Structured figure records:
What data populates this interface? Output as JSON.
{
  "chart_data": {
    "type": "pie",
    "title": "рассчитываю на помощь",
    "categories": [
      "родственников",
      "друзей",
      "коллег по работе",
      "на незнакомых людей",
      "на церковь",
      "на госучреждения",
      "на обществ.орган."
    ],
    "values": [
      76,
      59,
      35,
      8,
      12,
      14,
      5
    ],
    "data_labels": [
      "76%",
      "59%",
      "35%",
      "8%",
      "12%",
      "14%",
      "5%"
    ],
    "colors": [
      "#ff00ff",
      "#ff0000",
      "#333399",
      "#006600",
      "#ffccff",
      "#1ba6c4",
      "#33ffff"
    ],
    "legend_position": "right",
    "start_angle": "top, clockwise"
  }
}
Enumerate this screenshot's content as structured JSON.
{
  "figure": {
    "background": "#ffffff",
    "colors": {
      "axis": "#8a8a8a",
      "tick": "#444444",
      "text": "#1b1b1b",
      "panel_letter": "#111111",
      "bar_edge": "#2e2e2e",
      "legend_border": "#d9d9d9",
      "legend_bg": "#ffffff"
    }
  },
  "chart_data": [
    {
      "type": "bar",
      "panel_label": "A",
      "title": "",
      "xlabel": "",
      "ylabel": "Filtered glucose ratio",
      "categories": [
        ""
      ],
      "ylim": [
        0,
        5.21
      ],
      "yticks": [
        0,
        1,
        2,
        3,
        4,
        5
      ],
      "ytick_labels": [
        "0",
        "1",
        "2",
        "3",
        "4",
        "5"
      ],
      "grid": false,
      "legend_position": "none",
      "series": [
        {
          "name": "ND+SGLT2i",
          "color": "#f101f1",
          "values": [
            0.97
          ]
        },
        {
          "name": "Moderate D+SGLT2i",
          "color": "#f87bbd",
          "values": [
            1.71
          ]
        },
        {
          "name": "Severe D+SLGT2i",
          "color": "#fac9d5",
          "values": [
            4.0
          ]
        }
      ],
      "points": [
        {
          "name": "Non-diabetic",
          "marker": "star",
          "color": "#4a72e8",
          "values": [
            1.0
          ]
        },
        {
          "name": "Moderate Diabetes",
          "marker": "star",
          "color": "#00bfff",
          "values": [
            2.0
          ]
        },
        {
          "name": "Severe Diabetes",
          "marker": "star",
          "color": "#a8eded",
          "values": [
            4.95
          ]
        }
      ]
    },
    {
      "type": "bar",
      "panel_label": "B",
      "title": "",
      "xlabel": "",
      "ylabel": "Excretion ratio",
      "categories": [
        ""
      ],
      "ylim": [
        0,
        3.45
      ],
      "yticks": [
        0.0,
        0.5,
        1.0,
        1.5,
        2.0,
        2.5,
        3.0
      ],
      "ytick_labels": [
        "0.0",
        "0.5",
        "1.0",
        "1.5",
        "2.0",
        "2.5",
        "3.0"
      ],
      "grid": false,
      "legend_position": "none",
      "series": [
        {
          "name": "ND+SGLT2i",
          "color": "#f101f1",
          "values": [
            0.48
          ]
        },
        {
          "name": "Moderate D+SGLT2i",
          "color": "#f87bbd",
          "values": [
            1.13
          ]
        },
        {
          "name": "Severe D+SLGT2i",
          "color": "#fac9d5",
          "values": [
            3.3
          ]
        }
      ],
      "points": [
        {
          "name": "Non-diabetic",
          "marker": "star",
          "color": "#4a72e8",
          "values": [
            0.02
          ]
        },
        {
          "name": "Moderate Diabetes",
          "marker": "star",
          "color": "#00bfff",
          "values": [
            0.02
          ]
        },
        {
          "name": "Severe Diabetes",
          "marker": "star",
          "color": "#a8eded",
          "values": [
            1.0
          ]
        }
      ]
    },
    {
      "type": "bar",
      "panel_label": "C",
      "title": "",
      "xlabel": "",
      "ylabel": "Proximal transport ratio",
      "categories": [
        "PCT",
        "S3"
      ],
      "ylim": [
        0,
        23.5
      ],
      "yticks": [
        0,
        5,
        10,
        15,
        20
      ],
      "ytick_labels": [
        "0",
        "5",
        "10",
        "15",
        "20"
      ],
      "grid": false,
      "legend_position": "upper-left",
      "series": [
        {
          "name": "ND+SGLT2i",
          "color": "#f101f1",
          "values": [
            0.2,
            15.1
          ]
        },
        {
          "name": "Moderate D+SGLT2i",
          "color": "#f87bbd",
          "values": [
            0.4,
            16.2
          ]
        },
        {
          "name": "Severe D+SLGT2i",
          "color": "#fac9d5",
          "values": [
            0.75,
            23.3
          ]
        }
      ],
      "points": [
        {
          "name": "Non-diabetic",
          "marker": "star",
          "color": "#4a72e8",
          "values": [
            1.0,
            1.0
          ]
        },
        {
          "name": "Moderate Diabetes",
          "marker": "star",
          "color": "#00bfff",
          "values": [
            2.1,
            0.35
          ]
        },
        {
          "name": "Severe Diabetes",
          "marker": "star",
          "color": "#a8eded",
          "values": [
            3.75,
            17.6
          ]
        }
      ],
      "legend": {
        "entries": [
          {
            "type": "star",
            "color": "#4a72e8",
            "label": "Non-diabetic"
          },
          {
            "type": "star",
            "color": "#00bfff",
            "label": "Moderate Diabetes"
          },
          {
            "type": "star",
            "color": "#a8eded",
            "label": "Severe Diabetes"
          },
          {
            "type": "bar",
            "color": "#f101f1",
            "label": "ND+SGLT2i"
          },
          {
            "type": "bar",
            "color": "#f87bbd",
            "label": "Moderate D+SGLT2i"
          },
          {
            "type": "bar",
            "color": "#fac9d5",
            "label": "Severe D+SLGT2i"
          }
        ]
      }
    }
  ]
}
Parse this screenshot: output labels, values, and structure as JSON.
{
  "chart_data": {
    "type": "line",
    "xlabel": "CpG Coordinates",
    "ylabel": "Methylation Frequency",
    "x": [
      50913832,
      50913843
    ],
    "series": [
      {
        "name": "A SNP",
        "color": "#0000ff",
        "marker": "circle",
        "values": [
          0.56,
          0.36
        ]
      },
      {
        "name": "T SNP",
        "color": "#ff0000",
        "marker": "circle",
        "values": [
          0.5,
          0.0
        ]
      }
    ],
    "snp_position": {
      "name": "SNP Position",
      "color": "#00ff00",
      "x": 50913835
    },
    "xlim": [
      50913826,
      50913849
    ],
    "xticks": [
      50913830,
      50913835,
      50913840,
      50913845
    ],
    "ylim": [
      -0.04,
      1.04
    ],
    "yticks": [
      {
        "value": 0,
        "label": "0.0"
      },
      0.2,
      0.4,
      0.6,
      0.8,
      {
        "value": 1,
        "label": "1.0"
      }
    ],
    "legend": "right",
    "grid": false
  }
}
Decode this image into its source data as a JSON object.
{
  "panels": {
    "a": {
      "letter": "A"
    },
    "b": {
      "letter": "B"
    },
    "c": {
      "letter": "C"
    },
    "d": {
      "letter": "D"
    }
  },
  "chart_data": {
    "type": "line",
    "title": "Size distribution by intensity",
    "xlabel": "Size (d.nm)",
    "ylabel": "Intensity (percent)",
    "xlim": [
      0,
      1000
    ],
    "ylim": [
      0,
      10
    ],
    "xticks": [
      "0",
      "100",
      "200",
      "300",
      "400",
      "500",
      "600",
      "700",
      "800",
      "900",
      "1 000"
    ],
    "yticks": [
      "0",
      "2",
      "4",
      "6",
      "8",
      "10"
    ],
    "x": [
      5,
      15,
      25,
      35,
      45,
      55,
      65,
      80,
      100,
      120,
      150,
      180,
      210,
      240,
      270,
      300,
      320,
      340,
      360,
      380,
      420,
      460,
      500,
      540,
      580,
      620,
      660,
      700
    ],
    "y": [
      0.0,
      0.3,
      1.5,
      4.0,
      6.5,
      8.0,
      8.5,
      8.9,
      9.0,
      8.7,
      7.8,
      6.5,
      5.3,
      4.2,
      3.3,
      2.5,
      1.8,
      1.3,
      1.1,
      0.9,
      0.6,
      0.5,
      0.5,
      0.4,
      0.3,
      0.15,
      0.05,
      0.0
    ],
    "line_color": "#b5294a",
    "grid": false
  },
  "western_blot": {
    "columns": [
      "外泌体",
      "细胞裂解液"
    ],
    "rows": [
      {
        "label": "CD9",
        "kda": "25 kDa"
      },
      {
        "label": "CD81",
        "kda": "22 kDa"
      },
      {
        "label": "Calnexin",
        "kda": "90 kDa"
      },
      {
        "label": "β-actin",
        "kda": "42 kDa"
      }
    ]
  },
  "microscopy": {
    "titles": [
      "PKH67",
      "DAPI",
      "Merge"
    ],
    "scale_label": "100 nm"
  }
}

* _WHAT YOU SHOULD DO_: Look for the word "this" and return every line where it occurs.

* _WRITTEN REPLY_:
What data populates this interface? Output as JSON.
Enumerate this screenshot's content as structured JSON.
Parse this screenshot: output labels, values, and structure as JSON.
Decode this image into its source data as a JSON object.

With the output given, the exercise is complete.